Your task is to reproduce the material exactly.

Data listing

####################

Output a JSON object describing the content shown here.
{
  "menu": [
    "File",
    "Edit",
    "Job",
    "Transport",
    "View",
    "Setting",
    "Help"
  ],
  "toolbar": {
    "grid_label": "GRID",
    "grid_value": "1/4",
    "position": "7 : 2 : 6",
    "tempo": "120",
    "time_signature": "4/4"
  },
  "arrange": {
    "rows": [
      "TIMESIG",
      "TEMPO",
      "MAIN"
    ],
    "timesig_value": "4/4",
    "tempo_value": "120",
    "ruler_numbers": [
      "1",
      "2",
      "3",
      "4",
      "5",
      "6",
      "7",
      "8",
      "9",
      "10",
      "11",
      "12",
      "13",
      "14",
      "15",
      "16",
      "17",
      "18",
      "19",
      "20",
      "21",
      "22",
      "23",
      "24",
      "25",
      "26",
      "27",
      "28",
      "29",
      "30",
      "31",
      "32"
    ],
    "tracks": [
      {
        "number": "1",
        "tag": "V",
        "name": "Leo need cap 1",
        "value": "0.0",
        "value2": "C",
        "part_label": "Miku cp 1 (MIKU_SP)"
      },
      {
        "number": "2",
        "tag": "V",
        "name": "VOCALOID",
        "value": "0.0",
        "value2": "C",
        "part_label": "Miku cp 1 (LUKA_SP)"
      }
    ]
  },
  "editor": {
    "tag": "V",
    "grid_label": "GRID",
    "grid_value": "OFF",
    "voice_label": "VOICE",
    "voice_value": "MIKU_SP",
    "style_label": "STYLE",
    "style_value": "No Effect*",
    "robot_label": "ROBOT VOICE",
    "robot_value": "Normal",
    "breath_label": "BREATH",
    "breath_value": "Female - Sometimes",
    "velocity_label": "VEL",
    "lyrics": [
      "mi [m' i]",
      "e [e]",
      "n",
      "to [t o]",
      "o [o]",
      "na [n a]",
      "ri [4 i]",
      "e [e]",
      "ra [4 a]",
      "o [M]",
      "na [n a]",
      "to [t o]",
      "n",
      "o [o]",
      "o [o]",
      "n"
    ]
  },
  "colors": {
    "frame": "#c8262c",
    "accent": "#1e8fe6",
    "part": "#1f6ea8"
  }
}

####################

COMPLETE RESPONSE —
Output a JSON object describing the content shown here.
{
  "menu": [
    "File",
    "Edit",
    "Job",
    "Transport",
    "View",
    "Setting",
    "Help"
  ],
  "toolbar": {
    "grid_label": "GRID",
    "grid_value": "1/4",
    "position": "7 : 2 : 6",
    "tempo": "120",
    "time_signature": "4/4"
  },
  "arrange": {
    "rows": [
      "TIMESIG",
      "TEMPO",
      "MAIN"
    ],
    "timesig_value": "4/4",
    "tempo_value": "120",
    "ruler_numbers": [
      "1",
      "2",
      "3",
      "4",
      "5",
      "6",
      "7",
      "8",
      "9",
      "10",
      "11",
      "12",
      "13",
      "14",
      "15",
      "16",
      "17",
      "18",
      "19",
      "20",
      "21",
      "22",
      "23",
      "24",
      "25",
      "26",
      "27",
      "28",
      "29",
      "30",
      "31",
      "32"
    ],
    "tracks": [
      {
        "number": "1",
        "tag": "V",
        "name": "Leo need cap 1",
        "value": "0.0",
        "value2": "C",
        "part_label": "Miku cp 1 (MIKU_SP)"
      },
      {
        "number": "2",
        "tag": "V",
        "name": "VOCALOID",
        "value": "0.0",
        "value2": "C",
        "part_label": "Miku cp 1 (LUKA_SP)"
      }
    ]
  },
  "editor": {
    "tag": "V",
    "grid_label": "GRID",
    "grid_value": "OFF",
    "voice_label": "VOICE",
    "voice_value": "MIKU_SP",
    "style_label": "STYLE",
    "style_value": "No Effect*",
    "robot_label": "ROBOT VOICE",
    "robot_value": "Normal",
    "breath_label": "BREATH",
    "breath_value": "Female - Sometimes",
    "velocity_label": "VEL",
    "lyrics": [
      "mi [m' i]",
      "e [e]",
      "n",
      "to [t o]",
      "o [o]",
      "na [n a]",
      "ri [4 i]",
      "e [e]",
      "ra [4 a]",
      "o [M]",
      "na [n a]",
      "to [t o]",
      "n",
      "o [o]",
      "o [o]",
      "n"
    ]
  },
  "colors": {
    "frame": "#c8262c",
    "accent": "#1e8fe6",
    "part": "#1f6ea8"
  }
}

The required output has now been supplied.